Every line must be returned precisely as it is written.

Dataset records
• • • • • • •
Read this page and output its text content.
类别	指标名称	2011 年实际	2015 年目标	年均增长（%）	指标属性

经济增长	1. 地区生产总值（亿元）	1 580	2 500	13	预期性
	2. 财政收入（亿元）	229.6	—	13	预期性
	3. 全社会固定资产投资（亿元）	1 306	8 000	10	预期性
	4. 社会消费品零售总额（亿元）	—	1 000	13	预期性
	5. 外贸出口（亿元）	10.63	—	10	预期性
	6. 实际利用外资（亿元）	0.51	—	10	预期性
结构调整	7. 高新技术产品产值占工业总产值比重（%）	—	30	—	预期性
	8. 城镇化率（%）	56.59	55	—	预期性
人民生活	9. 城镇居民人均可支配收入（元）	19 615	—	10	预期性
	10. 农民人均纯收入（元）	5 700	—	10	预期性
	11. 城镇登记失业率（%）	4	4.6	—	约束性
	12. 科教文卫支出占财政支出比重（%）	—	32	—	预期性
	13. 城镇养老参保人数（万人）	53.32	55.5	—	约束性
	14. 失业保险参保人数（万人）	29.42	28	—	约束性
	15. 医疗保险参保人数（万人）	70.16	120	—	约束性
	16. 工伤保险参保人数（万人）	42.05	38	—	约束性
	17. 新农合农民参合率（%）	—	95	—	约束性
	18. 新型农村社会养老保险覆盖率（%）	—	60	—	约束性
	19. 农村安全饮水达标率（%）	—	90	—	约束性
• • • • • • •
## RESPONSE FOR THIS EXERCISE
Read this page and output its text content.
类别	指标名称	2011 年实际	2015 年目标	年均增长（%）	指标属性

经济增长	1. 地区生产总值（亿元）	1 580	2 500	13	预期性
	2. 财政收入（亿元）	229.6	—	13	预期性
	3. 全社会固定资产投资（亿元）	1 306	8 000	10	预期性
	4. 社会消费品零售总额（亿元）	—	1 000	13	预期性
	5. 外贸出口（亿元）	10.63	—	10	预期性
	6. 实际利用外资（亿元）	0.51	—	10	预期性
结构调整	7. 高新技术产品产值占工业总产值比重（%）	—	30	—	预期性
	8. 城镇化率（%）	56.59	55	—	预期性
人民生活	9. 城镇居民人均可支配收入（元）	19 615	—	10	预期性
	10. 农民人均纯收入（元）	5 700	—	10	预期性
	11. 城镇登记失业率（%）	4	4.6	—	约束性
	12. 科教文卫支出占财政支出比重（%）	—	32	—	预期性
	13. 城镇养老参保人数（万人）	53.32	55.5	—	约束性
	14. 失业保险参保人数（万人）	29.42	28	—	约束性
	15. 医疗保险参保人数（万人）	70.16	120	—	约束性
	16. 工伤保险参保人数（万人）	42.05	38	—	约束性
	17. 新农合农民参合率（%）	—	95	—	约束性
	18. 新型农村社会养老保险覆盖率（%）	—	60	—	约束性
	19. 农村安全饮水达标率（%）	—	90	—	约束性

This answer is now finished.